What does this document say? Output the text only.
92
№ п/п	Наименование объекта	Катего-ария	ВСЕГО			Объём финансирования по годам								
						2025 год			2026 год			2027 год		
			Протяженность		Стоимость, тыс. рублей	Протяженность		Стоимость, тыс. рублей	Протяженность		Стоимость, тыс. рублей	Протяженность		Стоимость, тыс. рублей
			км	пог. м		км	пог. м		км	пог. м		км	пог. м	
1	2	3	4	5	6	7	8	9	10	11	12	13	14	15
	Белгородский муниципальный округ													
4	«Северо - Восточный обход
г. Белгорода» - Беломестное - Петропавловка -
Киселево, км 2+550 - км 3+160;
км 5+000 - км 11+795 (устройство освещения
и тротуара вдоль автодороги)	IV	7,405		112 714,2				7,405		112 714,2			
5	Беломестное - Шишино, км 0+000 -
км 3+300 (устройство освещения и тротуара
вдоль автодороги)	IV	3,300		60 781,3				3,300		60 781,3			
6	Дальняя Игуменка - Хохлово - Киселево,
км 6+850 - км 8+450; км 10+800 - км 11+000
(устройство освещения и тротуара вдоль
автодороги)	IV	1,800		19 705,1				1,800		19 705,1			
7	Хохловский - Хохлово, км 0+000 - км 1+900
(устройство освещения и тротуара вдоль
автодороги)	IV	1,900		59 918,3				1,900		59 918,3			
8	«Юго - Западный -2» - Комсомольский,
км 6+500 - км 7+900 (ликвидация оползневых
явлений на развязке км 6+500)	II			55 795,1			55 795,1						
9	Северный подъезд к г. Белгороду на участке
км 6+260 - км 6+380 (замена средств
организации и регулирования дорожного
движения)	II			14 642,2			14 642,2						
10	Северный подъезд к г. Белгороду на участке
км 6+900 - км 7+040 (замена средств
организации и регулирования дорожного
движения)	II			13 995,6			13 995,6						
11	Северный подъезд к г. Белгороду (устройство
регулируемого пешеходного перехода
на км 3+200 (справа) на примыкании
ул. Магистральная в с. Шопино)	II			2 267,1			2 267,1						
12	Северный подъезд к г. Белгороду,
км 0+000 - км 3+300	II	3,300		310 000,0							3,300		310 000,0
....
Output every line above without altering anything.

**OUTPUT BELOW**
What does this document say? Output the text only.
92
№ п/п	Наименование объекта	Катего-ария	ВСЕГО			Объём финансирования по годам								
						2025 год			2026 год			2027 год		
			Протяженность		Стоимость, тыс. рублей	Протяженность		Стоимость, тыс. рублей	Протяженность		Стоимость, тыс. рублей	Протяженность		Стоимость, тыс. рублей
			км	пог. м		км	пог. м		км	пог. м		км	пог. м	
1	2	3	4	5	6	7	8	9	10	11	12	13	14	15
	Белгородский муниципальный округ													
4	«Северо - Восточный обход
г. Белгорода» - Беломестное - Петропавловка -
Киселево, км 2+550 - км 3+160;
км 5+000 - км 11+795 (устройство освещения
и тротуара вдоль автодороги)	IV	7,405		112 714,2				7,405		112 714,2			
5	Беломестное - Шишино, км 0+000 -
км 3+300 (устройство освещения и тротуара
вдоль автодороги)	IV	3,300		60 781,3				3,300		60 781,3			
6	Дальняя Игуменка - Хохлово - Киселево,
км 6+850 - км 8+450; км 10+800 - км 11+000
(устройство освещения и тротуара вдоль
автодороги)	IV	1,800		19 705,1				1,800		19 705,1			
7	Хохловский - Хохлово, км 0+000 - км 1+900
(устройство освещения и тротуара вдоль
автодороги)	IV	1,900		59 918,3				1,900		59 918,3			
8	«Юго - Западный -2» - Комсомольский,
км 6+500 - км 7+900 (ликвидация оползневых
явлений на развязке км 6+500)	II			55 795,1			55 795,1						
9	Северный подъезд к г. Белгороду на участке
км 6+260 - км 6+380 (замена средств
организации и регулирования дорожного
движения)	II			14 642,2			14 642,2						
10	Северный подъезд к г. Белгороду на участке
км 6+900 - км 7+040 (замена средств
организации и регулирования дорожного
движения)	II			13 995,6			13 995,6						
11	Северный подъезд к г. Белгороду (устройство
регулируемого пешеходного перехода
на км 3+200 (справа) на примыкании
ул. Магистральная в с. Шопино)	II			2 267,1			2 267,1						
12	Северный подъезд к г. Белгороду,
км 0+000 - км 3+300	II	3,300		310 000,0							3,300		310 000,0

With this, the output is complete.